start Records provided

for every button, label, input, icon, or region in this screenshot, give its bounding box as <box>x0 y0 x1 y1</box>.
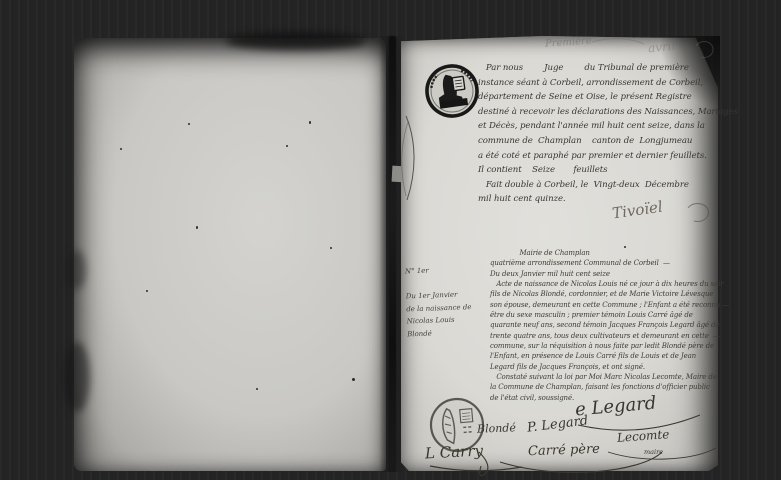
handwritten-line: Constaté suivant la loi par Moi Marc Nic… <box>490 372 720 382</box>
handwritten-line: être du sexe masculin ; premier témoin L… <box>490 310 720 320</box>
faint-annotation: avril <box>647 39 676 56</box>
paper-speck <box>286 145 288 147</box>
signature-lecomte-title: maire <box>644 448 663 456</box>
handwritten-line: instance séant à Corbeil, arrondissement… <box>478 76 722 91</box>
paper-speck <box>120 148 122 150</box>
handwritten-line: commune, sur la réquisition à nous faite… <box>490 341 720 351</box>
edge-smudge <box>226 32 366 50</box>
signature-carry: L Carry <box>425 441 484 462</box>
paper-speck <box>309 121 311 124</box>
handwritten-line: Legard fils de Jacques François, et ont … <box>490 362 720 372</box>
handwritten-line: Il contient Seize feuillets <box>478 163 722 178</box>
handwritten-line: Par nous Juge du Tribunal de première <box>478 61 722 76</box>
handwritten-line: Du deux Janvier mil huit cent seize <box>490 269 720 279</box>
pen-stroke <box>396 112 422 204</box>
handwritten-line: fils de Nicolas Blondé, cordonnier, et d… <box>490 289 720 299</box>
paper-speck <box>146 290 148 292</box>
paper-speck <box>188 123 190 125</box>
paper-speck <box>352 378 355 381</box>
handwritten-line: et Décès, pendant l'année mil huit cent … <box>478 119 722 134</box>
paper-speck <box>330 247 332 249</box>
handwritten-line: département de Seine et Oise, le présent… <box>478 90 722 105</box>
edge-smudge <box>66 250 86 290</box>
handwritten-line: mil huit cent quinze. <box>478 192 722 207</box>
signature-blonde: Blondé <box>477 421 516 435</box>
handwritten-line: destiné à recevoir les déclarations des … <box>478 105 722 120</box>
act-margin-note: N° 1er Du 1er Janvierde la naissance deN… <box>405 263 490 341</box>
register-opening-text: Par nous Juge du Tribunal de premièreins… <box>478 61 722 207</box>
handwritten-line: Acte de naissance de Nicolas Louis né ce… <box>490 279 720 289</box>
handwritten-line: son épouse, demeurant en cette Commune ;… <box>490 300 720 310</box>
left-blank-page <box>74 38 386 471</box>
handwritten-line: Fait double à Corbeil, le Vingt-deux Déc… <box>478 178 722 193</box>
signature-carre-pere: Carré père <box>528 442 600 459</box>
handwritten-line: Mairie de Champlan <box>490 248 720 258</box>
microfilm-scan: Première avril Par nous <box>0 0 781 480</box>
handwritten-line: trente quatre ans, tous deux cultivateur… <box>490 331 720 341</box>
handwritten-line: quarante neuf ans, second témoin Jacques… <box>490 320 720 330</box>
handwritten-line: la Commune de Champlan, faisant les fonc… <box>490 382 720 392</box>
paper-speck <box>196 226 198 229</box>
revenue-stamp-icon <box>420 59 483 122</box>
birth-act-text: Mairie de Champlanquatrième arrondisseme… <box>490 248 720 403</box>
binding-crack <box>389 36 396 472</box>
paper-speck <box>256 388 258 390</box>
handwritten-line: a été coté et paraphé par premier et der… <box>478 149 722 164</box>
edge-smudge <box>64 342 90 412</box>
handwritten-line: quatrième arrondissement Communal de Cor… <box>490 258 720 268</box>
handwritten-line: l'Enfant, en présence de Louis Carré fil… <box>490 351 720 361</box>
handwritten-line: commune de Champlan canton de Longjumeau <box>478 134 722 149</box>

end Records provided

### What this task involves
Please write out, unchanged, the records from the line holding "handwritten-line: Constaté suivant" through the line holding "signature-lecomte-title: maire <box>644", inclusive.

### Complete answer
handwritten-line: Constaté suivant la loi par Moi Marc Nic… <box>490 372 720 382</box>
handwritten-line: être du sexe masculin ; premier témoin L… <box>490 310 720 320</box>
faint-annotation: avril <box>647 39 676 56</box>
paper-speck <box>286 145 288 147</box>
signature-lecomte-title: maire <box>644 448 663 456</box>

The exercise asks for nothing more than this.